[Stored data entries]
-- -- --
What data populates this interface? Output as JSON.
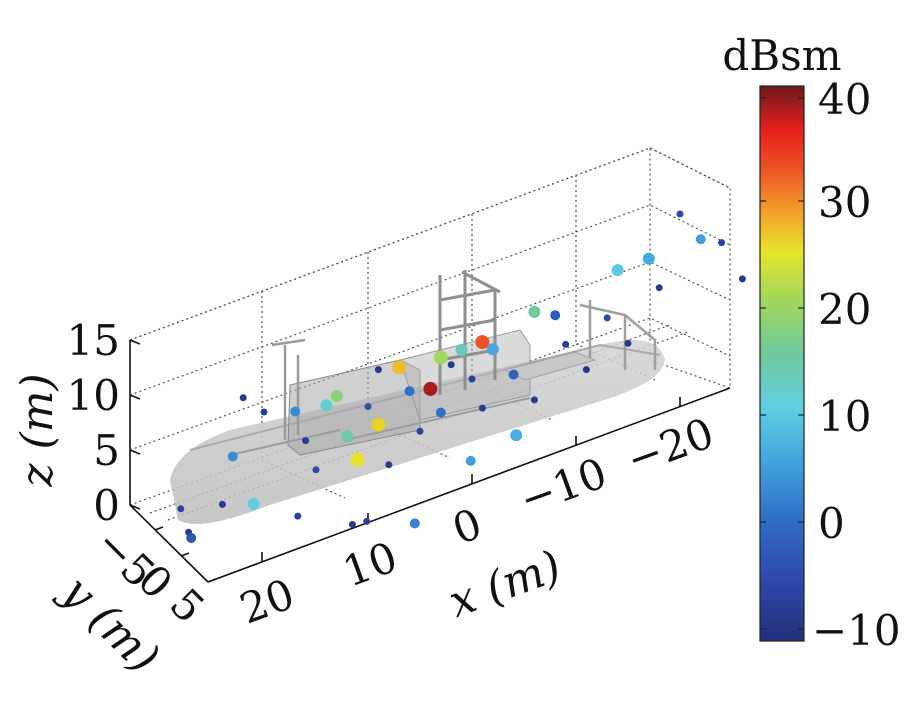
{
  "chart_data": {
    "type": "scatter",
    "title": "",
    "xlabel": "x (m)",
    "ylabel": "y (m)",
    "zlabel": "z (m)",
    "x_ticks": [
      "20",
      "10",
      "0",
      "−10",
      "−20"
    ],
    "y_ticks": [
      "−5",
      "0",
      "5"
    ],
    "z_ticks": [
      "15",
      "10",
      "5",
      "0"
    ],
    "xlim": [
      -28,
      28
    ],
    "ylim": [
      -6,
      6
    ],
    "zlim": [
      -2,
      17
    ],
    "grid": true,
    "colorbar": {
      "label": "dBsm",
      "ticks": [
        "40",
        "30",
        "20",
        "10",
        "0",
        "−10"
      ],
      "range": [
        -12,
        42
      ],
      "colormap": "jet"
    },
    "points": [
      {
        "x": 4,
        "y": 0,
        "z": 9.5,
        "c": 40
      },
      {
        "x": -1,
        "y": 0,
        "z": 12,
        "c": 34
      },
      {
        "x": 7,
        "y": 0,
        "z": 12.5,
        "c": 28
      },
      {
        "x": 9,
        "y": 0,
        "z": 8,
        "c": 27
      },
      {
        "x": 11,
        "y": 0,
        "z": 5.5,
        "c": 26
      },
      {
        "x": 3,
        "y": 0,
        "z": 12,
        "c": 21
      },
      {
        "x": 13,
        "y": 0,
        "z": 12,
        "c": 19
      },
      {
        "x": -6,
        "y": 0,
        "z": 13,
        "c": 16
      },
      {
        "x": 12,
        "y": 0,
        "z": 8,
        "c": 15
      },
      {
        "x": 1,
        "y": 0,
        "z": 12,
        "c": 14
      },
      {
        "x": 14,
        "y": 0,
        "z": 11.5,
        "c": 12
      },
      {
        "x": 21,
        "y": 0,
        "z": 5,
        "c": 11
      },
      {
        "x": -14,
        "y": 0,
        "z": 14,
        "c": 10
      },
      {
        "x": -3,
        "y": 2,
        "z": 4,
        "c": 7
      },
      {
        "x": -17,
        "y": 0,
        "z": 14,
        "c": 6
      },
      {
        "x": -2,
        "y": 0,
        "z": 11,
        "c": 6
      },
      {
        "x": 2,
        "y": 3,
        "z": 4,
        "c": 5
      },
      {
        "x": -22,
        "y": 0,
        "z": 14,
        "c": 5
      },
      {
        "x": 23,
        "y": 0,
        "z": 10,
        "c": 3
      },
      {
        "x": 17,
        "y": 0,
        "z": 12,
        "c": 3
      },
      {
        "x": 8,
        "y": 4,
        "z": 1,
        "c": 2
      },
      {
        "x": 6,
        "y": 0,
        "z": 10,
        "c": 0
      },
      {
        "x": 3,
        "y": 0,
        "z": 7,
        "c": 0
      },
      {
        "x": -4,
        "y": 0,
        "z": 8,
        "c": -2
      },
      {
        "x": -8,
        "y": 0,
        "z": 12,
        "c": -3
      },
      {
        "x": 27,
        "y": 0,
        "z": 4,
        "c": -4
      },
      {
        "x": 10,
        "y": 0,
        "z": 10,
        "c": -5
      },
      {
        "x": 15,
        "y": 0,
        "z": 6,
        "c": -6
      },
      {
        "x": -13,
        "y": 0,
        "z": 10,
        "c": -6
      },
      {
        "x": -20,
        "y": 0,
        "z": 17,
        "c": -6
      },
      {
        "x": -24,
        "y": 0,
        "z": 13,
        "c": -7
      },
      {
        "x": 28,
        "y": 0,
        "z": 7,
        "c": -7
      },
      {
        "x": 18,
        "y": 2,
        "z": 4,
        "c": -7
      },
      {
        "x": 0,
        "y": 0,
        "z": 9,
        "c": -8
      },
      {
        "x": 5,
        "y": 0,
        "z": 6,
        "c": -8
      },
      {
        "x": -9,
        "y": 0,
        "z": 9,
        "c": -8
      },
      {
        "x": 12,
        "y": 3,
        "z": 2,
        "c": -8
      },
      {
        "x": 20,
        "y": 0,
        "z": 13,
        "c": -8
      },
      {
        "x": -18,
        "y": 0,
        "z": 11,
        "c": -9
      },
      {
        "x": -26,
        "y": 0,
        "z": 9,
        "c": -9
      },
      {
        "x": 24,
        "y": 0,
        "z": 6,
        "c": -9
      },
      {
        "x": 8,
        "y": 0,
        "z": 4,
        "c": -9
      },
      {
        "x": -1,
        "y": 0,
        "z": 6,
        "c": -9
      },
      {
        "x": -6,
        "y": 0,
        "z": 5,
        "c": -9
      },
      {
        "x": 16,
        "y": 0,
        "z": 9,
        "c": -9
      },
      {
        "x": 26,
        "y": -2,
        "z": 3,
        "c": -10
      },
      {
        "x": 2,
        "y": 0,
        "z": 11,
        "c": -10
      },
      {
        "x": -11,
        "y": 0,
        "z": 6,
        "c": -10
      },
      {
        "x": 14,
        "y": 4,
        "z": 3,
        "c": -10
      },
      {
        "x": 22,
        "y": 0,
        "z": 15,
        "c": -10
      },
      {
        "x": -15,
        "y": 0,
        "z": 7,
        "c": -10
      },
      {
        "x": 9,
        "y": 0,
        "z": 13,
        "c": -10
      }
    ]
  }
}
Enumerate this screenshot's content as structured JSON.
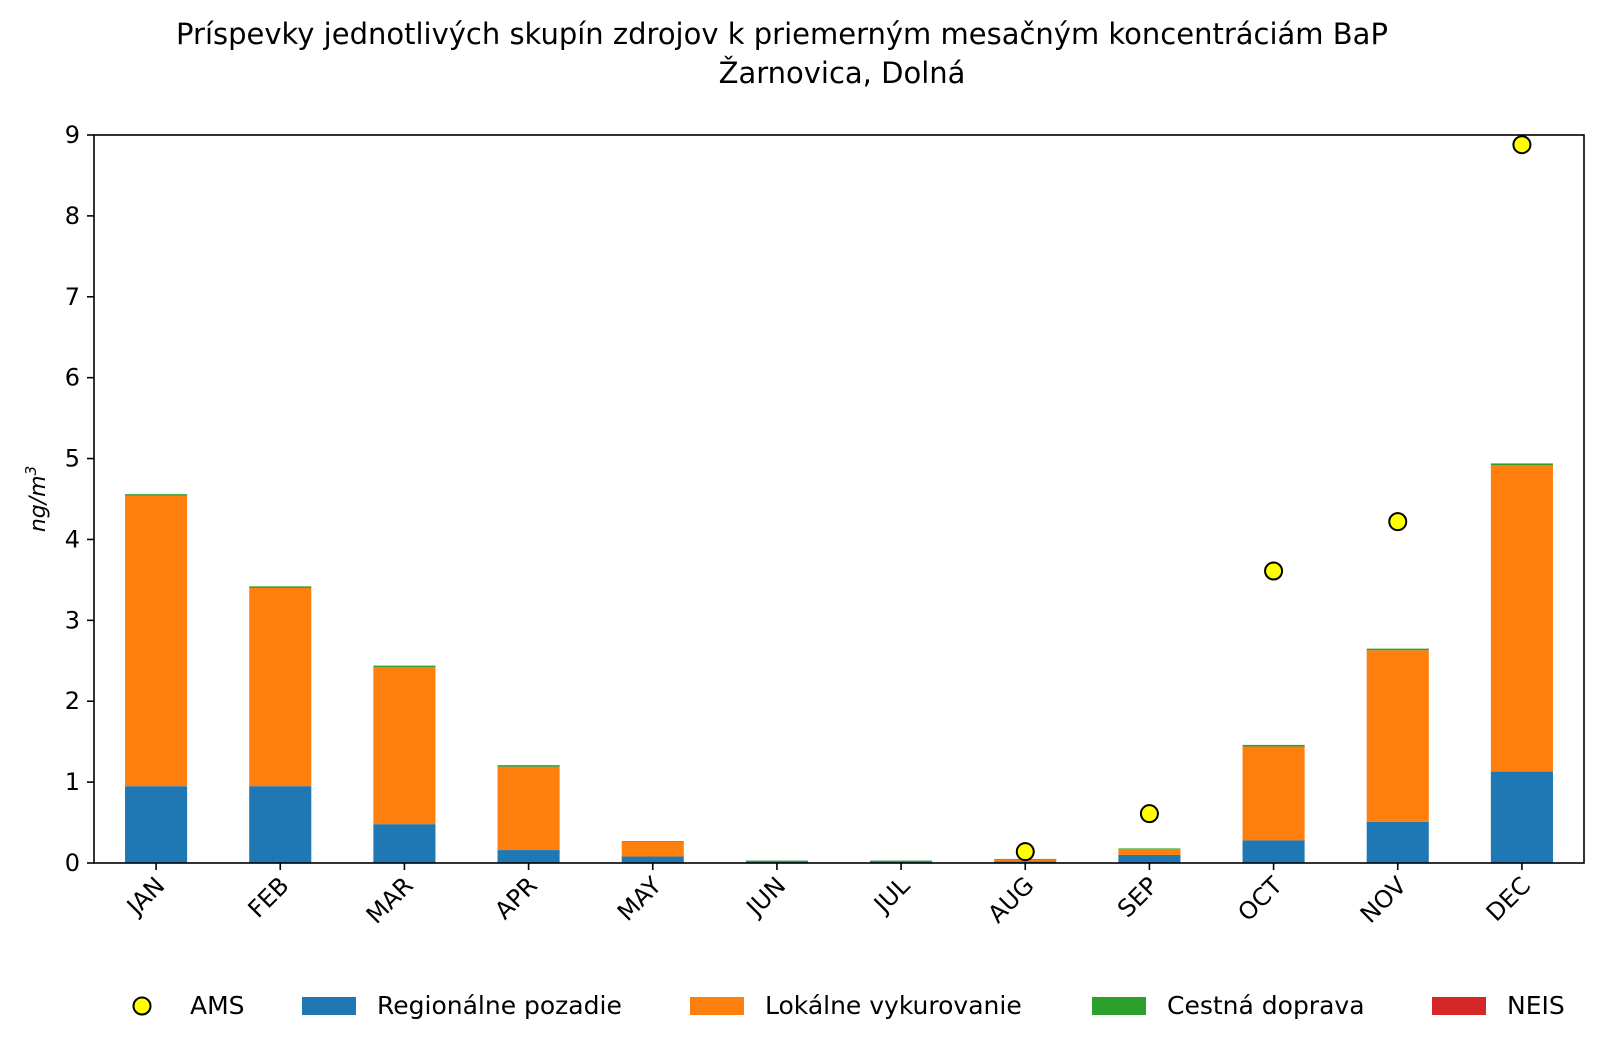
{
  "chart_data": {
    "type": "bar",
    "stacked": true,
    "title": "Príspevky jednotlivých skupín zdrojov k priemerným mesačným koncentráciám BaP",
    "subtitle": "Žarnovica, Dolná",
    "xlabel": "",
    "ylabel": "ng/m",
    "ylabel_sup": "3",
    "ylim": [
      0,
      9
    ],
    "yticks": [
      "0",
      "1",
      "2",
      "3",
      "4",
      "5",
      "6",
      "7",
      "8",
      "9"
    ],
    "grid": false,
    "legend_position": "bottom",
    "categories": [
      "JAN",
      "FEB",
      "MAR",
      "APR",
      "MAY",
      "JUN",
      "JUL",
      "AUG",
      "SEP",
      "OCT",
      "NOV",
      "DEC"
    ],
    "series": [
      {
        "name": "Regionálne pozadie",
        "color": "#1f77b4",
        "values": [
          0.95,
          0.95,
          0.48,
          0.16,
          0.08,
          0.02,
          0.02,
          0.02,
          0.1,
          0.28,
          0.51,
          1.13
        ]
      },
      {
        "name": "Lokálne vykurovanie",
        "color": "#ff7f0e",
        "values": [
          3.59,
          2.45,
          1.94,
          1.03,
          0.18,
          0.0,
          0.0,
          0.02,
          0.07,
          1.16,
          2.12,
          3.79
        ]
      },
      {
        "name": "Cestná doprava",
        "color": "#2ca02c",
        "values": [
          0.02,
          0.02,
          0.02,
          0.02,
          0.01,
          0.01,
          0.01,
          0.01,
          0.01,
          0.02,
          0.02,
          0.02
        ]
      },
      {
        "name": "NEIS",
        "color": "#d62728",
        "values": [
          0.0,
          0.0,
          0.0,
          0.0,
          0.0,
          0.0,
          0.0,
          0.0,
          0.0,
          0.0,
          0.0,
          0.0
        ]
      }
    ],
    "points": {
      "name": "AMS",
      "color": "#ffff00",
      "edge_color": "#000000",
      "values": [
        null,
        null,
        null,
        null,
        null,
        null,
        null,
        0.14,
        0.61,
        3.61,
        4.22,
        8.88
      ]
    },
    "legend_order": [
      "AMS",
      "Regionálne pozadie",
      "Lokálne vykurovanie",
      "Cestná doprava",
      "NEIS"
    ]
  }
}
-- -- --
GOAL:
Copy the records above exactly, omitting every picture.

PROBLEM SOLUTION:
What data populates this interface? Output as JSON.
{
  "chart_data": {
    "type": "scatter",
    "title": "",
    "xlabel": "x (m)",
    "ylabel": "y (m)",
    "zlabel": "z (m)",
    "x_ticks": [
      "20",
      "10",
      "0",
      "−10",
      "−20"
    ],
    "y_ticks": [
      "−5",
      "0",
      "5"
    ],
    "z_ticks": [
      "15",
      "10",
      "5",
      "0"
    ],
    "xlim": [
      -28,
      28
    ],
    "ylim": [
      -6,
      6
    ],
    "zlim": [
      -2,
      17
    ],
    "grid": true,
    "colorbar": {
      "label": "dBsm",
      "ticks": [
        "40",
        "30",
        "20",
        "10",
        "0",
        "−10"
      ],
      "range": [
        -12,
        42
      ],
      "colormap": "jet"
    },
    "points": [
      {
        "x": 4,
        "y": 0,
        "z": 9.5,
        "c": 40
      },
      {
        "x": -1,
        "y": 0,
        "z": 12,
        "c": 34
      },
      {
        "x": 7,
        "y": 0,
        "z": 12.5,
        "c": 28
      },
      {
        "x": 9,
        "y": 0,
        "z": 8,
        "c": 27
      },
      {
        "x": 11,
        "y": 0,
        "z": 5.5,
        "c": 26
      },
      {
        "x": 3,
        "y": 0,
        "z": 12,
        "c": 21
      },
      {
        "x": 13,
        "y": 0,
        "z": 12,
        "c": 19
      },
      {
        "x": -6,
        "y": 0,
        "z": 13,
        "c": 16
      },
      {
        "x": 12,
        "y": 0,
        "z": 8,
        "c": 15
      },
      {
        "x": 1,
        "y": 0,
        "z": 12,
        "c": 14
      },
      {
        "x": 14,
        "y": 0,
        "z": 11.5,
        "c": 12
      },
      {
        "x": 21,
        "y": 0,
        "z": 5,
        "c": 11
      },
      {
        "x": -14,
        "y": 0,
        "z": 14,
        "c": 10
      },
      {
        "x": -3,
        "y": 2,
        "z": 4,
        "c": 7
      },
      {
        "x": -17,
        "y": 0,
        "z": 14,
        "c": 6
      },
      {
        "x": -2,
        "y": 0,
        "z": 11,
        "c": 6
      },
      {
        "x": 2,
        "y": 3,
        "z": 4,
        "c": 5
      },
      {
        "x": -22,
        "y": 0,
        "z": 14,
        "c": 5
      },
      {
        "x": 23,
        "y": 0,
        "z": 10,
        "c": 3
      },
      {
        "x": 17,
        "y": 0,
        "z": 12,
        "c": 3
      },
      {
        "x": 8,
        "y": 4,
        "z": 1,
        "c": 2
      },
      {
        "x": 6,
        "y": 0,
        "z": 10,
        "c": 0
      },
      {
        "x": 3,
        "y": 0,
        "z": 7,
        "c": 0
      },
      {
        "x": -4,
        "y": 0,
        "z": 8,
        "c": -2
      },
      {
        "x": -8,
        "y": 0,
        "z": 12,
        "c": -3
      },
      {
        "x": 27,
        "y": 0,
        "z": 4,
        "c": -4
      },
      {
        "x": 10,
        "y": 0,
        "z": 10,
        "c": -5
      },
      {
        "x": 15,
        "y": 0,
        "z": 6,
        "c": -6
      },
      {
        "x": -13,
        "y": 0,
        "z": 10,
        "c": -6
      },
      {
        "x": -20,
        "y": 0,
        "z": 17,
        "c": -6
      },
      {
        "x": -24,
        "y": 0,
        "z": 13,
        "c": -7
      },
      {
        "x": 28,
        "y": 0,
        "z": 7,
        "c": -7
      },
      {
        "x": 18,
        "y": 2,
        "z": 4,
        "c": -7
      },
      {
        "x": 0,
        "y": 0,
        "z": 9,
        "c": -8
      },
      {
        "x": 5,
        "y": 0,
        "z": 6,
        "c": -8
      },
      {
        "x": -9,
        "y": 0,
        "z": 9,
        "c": -8
      },
      {
        "x": 12,
        "y": 3,
        "z": 2,
        "c": -8
      },
      {
        "x": 20,
        "y": 0,
        "z": 13,
        "c": -8
      },
      {
        "x": -18,
        "y": 0,
        "z": 11,
        "c": -9
      },
      {
        "x": -26,
        "y": 0,
        "z": 9,
        "c": -9
      },
      {
        "x": 24,
        "y": 0,
        "z": 6,
        "c": -9
      },
      {
        "x": 8,
        "y": 0,
        "z": 4,
        "c": -9
      },
      {
        "x": -1,
        "y": 0,
        "z": 6,
        "c": -9
      },
      {
        "x": -6,
        "y": 0,
        "z": 5,
        "c": -9
      },
      {
        "x": 16,
        "y": 0,
        "z": 9,
        "c": -9
      },
      {
        "x": 26,
        "y": -2,
        "z": 3,
        "c": -10
      },
      {
        "x": 2,
        "y": 0,
        "z": 11,
        "c": -10
      },
      {
        "x": -11,
        "y": 0,
        "z": 6,
        "c": -10
      },
      {
        "x": 14,
        "y": 4,
        "z": 3,
        "c": -10
      },
      {
        "x": 22,
        "y": 0,
        "z": 15,
        "c": -10
      },
      {
        "x": -15,
        "y": 0,
        "z": 7,
        "c": -10
      },
      {
        "x": 9,
        "y": 0,
        "z": 13,
        "c": -10
      }
    ]
  }
}
Enumerate this screenshot's content as structured JSON.
{
  "chart_data": {
    "type": "bar",
    "stacked": true,
    "title": "Príspevky jednotlivých skupín zdrojov k priemerným mesačným koncentráciám BaP",
    "subtitle": "Žarnovica, Dolná",
    "xlabel": "",
    "ylabel": "ng/m",
    "ylabel_sup": "3",
    "ylim": [
      0,
      9
    ],
    "yticks": [
      "0",
      "1",
      "2",
      "3",
      "4",
      "5",
      "6",
      "7",
      "8",
      "9"
    ],
    "grid": false,
    "legend_position": "bottom",
    "categories": [
      "JAN",
      "FEB",
      "MAR",
      "APR",
      "MAY",
      "JUN",
      "JUL",
      "AUG",
      "SEP",
      "OCT",
      "NOV",
      "DEC"
    ],
    "series": [
      {
        "name": "Regionálne pozadie",
        "color": "#1f77b4",
        "values": [
          0.95,
          0.95,
          0.48,
          0.16,
          0.08,
          0.02,
          0.02,
          0.02,
          0.1,
          0.28,
          0.51,
          1.13
        ]
      },
      {
        "name": "Lokálne vykurovanie",
        "color": "#ff7f0e",
        "values": [
          3.59,
          2.45,
          1.94,
          1.03,
          0.18,
          0.0,
          0.0,
          0.02,
          0.07,
          1.16,
          2.12,
          3.79
        ]
      },
      {
        "name": "Cestná doprava",
        "color": "#2ca02c",
        "values": [
          0.02,
          0.02,
          0.02,
          0.02,
          0.01,
          0.01,
          0.01,
          0.01,
          0.01,
          0.02,
          0.02,
          0.02
        ]
      },
      {
        "name": "NEIS",
        "color": "#d62728",
        "values": [
          0.0,
          0.0,
          0.0,
          0.0,
          0.0,
          0.0,
          0.0,
          0.0,
          0.0,
          0.0,
          0.0,
          0.0
        ]
      }
    ],
    "points": {
      "name": "AMS",
      "color": "#ffff00",
      "edge_color": "#000000",
      "values": [
        null,
        null,
        null,
        null,
        null,
        null,
        null,
        0.14,
        0.61,
        3.61,
        4.22,
        8.88
      ]
    },
    "legend_order": [
      "AMS",
      "Regionálne pozadie",
      "Lokálne vykurovanie",
      "Cestná doprava",
      "NEIS"
    ]
  }
}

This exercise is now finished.